-- Consignes --
- 1) Traduisez en anglais la phrase suivante de l'article sur Minkhaung Ier : « Dès cette année, il vainquit l'État shan de Mohnyin. »
- 2) Répondez à ces questions d'après l'article sur Minkhaung Ier :
(a) À qui Minkhaung succéda-t-il sur le trône ?
(b) Quel nom reçut-il à sa naissance ?
(c) Quel âge avait Min Swe quand il commanda un bataillon en 1386 ?
- 3) Rédigez la suite de l'article sur Minkhaung Ier à partir de sa dernière phrase.

-- Extrait du document --
Minkhaung I — Wikipédia

Minkhaung I
Biographie
Naissance
Décès
Voir et modifier les données sur Wikidata (à 48 ans)
AvaVoir et modifier les données sur Wikidata
Père
Mère
Saw Beza (en)Voir et modifier les données sur Wikidata
Fratrie
Conjoints
Shin Saw of Ava (en)
Shin Mi-Nauk (en)
Shin Bo-MeVoir et modifier les données sur Wikidata
Enfants

Minkhaung Ier (birman ပထမ မင်းခေါင်, pətʰəma̰ mɪ́ɴɡàuɴ ; 1373–1422) fut le quatrième souverain du royaume d'Ava, en Haute-Birmanie. Il régna de 1400 à sa mort en 1422. Minkhaung est surtout connu dans l'histoire de la Birmanie pour sa lutte contre Razadarit, souverain môn du royaume d'Hanthawaddy, durant la Guerre de Quarante ans (1385-1424), et comme père du prince Minyekyawswa, qui fut l'un des principaux acteurs de celle-ci.

Minkhaung succéda sur le trône à son demi-frère Tarabya, assassiné en 1400. Durant les premières années de son règne (1400–1406), il dut faire face à une importante révolte dans ses États, à des raids des États shan dans le nord et des Arakanais dans l'ouest, ainsi qu'à une invasion massive lancée par Razadarit dans le sud. En 1406, il avait pris le dessus et était capable de contre-attaquer. Dès cette année, il vainquit l'État shan de Mohnyin. Entre 1404 et 1418, les armées d'Ava et d'Hanthawaddy s'affrontèrent en Basse-Birmanie, en Haute-Birmanie et en Arakan. Les efforts d'Ava contre les môns furent d'abord entravés par la menace shan dans le nord, mais en 1413 le prince Minyekyawswa infligea une défaite marquante au plus puissant des États shan, Hsenwi (Theinni), en dépit de l'intervention des Ming[1]. Minyekyawswa faillit conquérir toute la Basse-Birmanie en 1417, mais il fut gravement blessé au combat et mourut. Les deux partis continuèrent à combattre jusqu'en 1418, mais avec moins d'énergie[2].

Minkhaung était un fils du roi Swasawke et de Saw Teza, une fille de village qu'il avait rencontrée au cours d'une de ses campagnes militaires[2],[3]. À sa naissance en 1373, il reçut le nom de Min Swe (မင်းဆွေ; mɪ́ɴ sʰwè). Il eut un frère cadet, Theiddat[3]. Min Swe possédait au moins un huitième de sang shan par son père et sa mère était probablement birmane, car les Chroniques ne mentionnent pas ses origines ethniques. Comme leur mère était une roturière, elle avait le statut le moins élevé des cinq reines de Swasawke[3] et il n'était pas envisagé que ses fils puissent monter sur le trône. Swasawke avait nommé prince héritier son fils Tarabya. Min Swe reçut Pyinsi à titre de fief[4]. Dans leur jeunesse, les deux princes menèrent une vie de ménestrels et de danseurs de nats, un de leurs familiers jouant du tambour, un autre du cor, etc. Ils allèrent ainsi jusqu'à Taungdwingyi, puis jusqu'à l'actuel district de Minbu, où ils s'installèrent à Ngape et Padein[5]

En 1386, à 14 ans, Min Swe commanda un bataillon lors de l'invasion du royaume d'Hanthawaddy par les armées de son père[3]. En 1389, il fut marié à la princesse shan Shin Mi-Nauk, fille de Hsongamhpa, le saopha (prince) de Mohnyin (Mong Yang), au cours d'une des rares périodes de bonnes relations entre Mohnyin et Ava. En 1391, Mi-Nauk donna naissance au prince Minyekyawswa[6]. Elle eut plus tard une fille, Saw Pye Chantha, et un autre fils, Thihathu.

Enregistrements avec boîtes étiquetées
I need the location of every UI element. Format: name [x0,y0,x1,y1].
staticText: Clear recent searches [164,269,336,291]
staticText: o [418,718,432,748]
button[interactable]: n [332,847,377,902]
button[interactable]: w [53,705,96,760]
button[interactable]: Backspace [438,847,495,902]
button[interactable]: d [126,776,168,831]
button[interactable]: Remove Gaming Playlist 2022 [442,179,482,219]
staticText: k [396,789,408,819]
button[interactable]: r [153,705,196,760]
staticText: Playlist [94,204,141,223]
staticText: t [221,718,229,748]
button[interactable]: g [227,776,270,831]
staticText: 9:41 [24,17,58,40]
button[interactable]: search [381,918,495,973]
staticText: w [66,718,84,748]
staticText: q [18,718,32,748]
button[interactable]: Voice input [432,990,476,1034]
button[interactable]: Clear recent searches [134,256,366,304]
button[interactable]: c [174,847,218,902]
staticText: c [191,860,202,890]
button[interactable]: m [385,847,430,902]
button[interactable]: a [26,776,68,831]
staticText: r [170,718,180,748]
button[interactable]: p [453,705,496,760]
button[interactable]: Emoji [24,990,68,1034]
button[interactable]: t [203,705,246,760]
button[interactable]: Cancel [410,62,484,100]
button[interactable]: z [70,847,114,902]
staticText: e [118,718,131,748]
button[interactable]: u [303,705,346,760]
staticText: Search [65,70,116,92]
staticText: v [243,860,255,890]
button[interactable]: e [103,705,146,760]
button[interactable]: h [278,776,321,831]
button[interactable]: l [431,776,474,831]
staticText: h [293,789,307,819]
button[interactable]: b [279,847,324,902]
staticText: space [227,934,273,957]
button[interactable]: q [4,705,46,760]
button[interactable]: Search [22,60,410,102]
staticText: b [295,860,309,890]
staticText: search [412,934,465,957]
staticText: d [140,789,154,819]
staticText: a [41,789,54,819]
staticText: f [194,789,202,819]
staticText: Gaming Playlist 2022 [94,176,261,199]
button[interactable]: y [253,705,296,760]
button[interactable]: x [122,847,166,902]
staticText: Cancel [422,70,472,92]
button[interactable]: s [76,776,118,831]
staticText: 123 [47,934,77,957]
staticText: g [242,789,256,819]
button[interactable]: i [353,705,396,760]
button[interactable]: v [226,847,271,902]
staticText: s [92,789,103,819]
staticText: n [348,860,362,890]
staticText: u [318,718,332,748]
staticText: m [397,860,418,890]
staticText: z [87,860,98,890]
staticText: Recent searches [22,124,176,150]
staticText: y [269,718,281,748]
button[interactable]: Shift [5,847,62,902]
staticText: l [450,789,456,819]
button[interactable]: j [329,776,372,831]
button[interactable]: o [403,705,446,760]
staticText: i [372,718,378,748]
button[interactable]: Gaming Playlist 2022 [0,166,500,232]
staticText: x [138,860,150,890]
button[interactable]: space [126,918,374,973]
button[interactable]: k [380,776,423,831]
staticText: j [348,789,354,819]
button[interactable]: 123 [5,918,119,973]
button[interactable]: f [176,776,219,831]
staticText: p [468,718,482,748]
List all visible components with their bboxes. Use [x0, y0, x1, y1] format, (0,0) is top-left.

==

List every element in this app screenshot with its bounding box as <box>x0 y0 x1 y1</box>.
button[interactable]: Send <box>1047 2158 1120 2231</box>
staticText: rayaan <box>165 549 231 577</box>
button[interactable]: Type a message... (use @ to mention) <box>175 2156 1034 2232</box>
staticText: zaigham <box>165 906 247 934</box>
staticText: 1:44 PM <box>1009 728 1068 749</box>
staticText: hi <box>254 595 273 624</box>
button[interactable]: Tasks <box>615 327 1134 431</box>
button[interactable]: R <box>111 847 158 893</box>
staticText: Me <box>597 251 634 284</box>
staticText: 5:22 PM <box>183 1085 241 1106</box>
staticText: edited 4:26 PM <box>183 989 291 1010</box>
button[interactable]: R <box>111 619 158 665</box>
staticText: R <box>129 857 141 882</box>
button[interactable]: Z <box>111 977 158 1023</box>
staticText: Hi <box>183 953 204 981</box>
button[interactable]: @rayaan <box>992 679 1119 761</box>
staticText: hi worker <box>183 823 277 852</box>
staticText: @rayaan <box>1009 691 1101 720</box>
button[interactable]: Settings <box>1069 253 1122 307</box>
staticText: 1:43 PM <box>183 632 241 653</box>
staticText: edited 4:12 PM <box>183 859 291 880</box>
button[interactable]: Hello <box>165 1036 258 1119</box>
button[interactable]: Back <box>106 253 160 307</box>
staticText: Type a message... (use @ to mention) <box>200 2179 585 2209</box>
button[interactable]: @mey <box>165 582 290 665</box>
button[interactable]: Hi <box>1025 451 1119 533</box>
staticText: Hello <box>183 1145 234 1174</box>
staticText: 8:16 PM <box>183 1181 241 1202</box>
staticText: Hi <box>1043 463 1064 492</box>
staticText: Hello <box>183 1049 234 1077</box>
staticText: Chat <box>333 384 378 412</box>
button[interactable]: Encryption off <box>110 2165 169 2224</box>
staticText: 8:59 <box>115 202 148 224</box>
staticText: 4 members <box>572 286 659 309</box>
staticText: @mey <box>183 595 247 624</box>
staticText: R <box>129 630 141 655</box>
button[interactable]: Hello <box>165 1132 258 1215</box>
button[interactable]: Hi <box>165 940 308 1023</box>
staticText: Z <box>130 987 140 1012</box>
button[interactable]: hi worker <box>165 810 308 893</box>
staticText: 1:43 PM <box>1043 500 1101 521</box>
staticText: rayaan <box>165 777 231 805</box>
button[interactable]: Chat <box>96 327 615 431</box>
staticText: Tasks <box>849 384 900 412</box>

-- Réponses successives --
- 1) That same year, he defeated the Shan state of Mohnyin.

- 2)
(a) À son demi-frère Tarabya.
(b) Min Swe.
(c) 14 ans.

- 3)
Accession au trône

[modifier | modifier le code]

En , le roi Swasawke mourut et le prince héritier Tarabya lui succéda. Mais sept mois plus tard, en août ou septembre, il fut assassiné par Nga Nauk Hsan, gouverneur de Tagaung, qui essaya de s'emparer du trône. Les ministres firent tuer celui-ci et donnèrent le trône à Min Swe, qui prit Minkhaung comme nom de règne. Il avait 28 ans. Son ascension suscita une grande révolte menée par Maha Pyaut, seigneur de Yamethin, qui marcha sur Ava avec 10 000 hommes, 60 éléphants de guerre et 800 chevaux[4]. Le frère cadet de Minkhaung, Theiddat, dirigea la défense d'Ava : il mit les forces rebelles, pourtant supérieures, en déroute et tua Maha Pyaut[6]. Pour le remercier, Minkhaung lui donna Sagaing à gouverner, mais il ne le déclara pas son héritier. Theiddat ne fut pas satisfait de cette récompense et en conçut un ressentiment durable[4].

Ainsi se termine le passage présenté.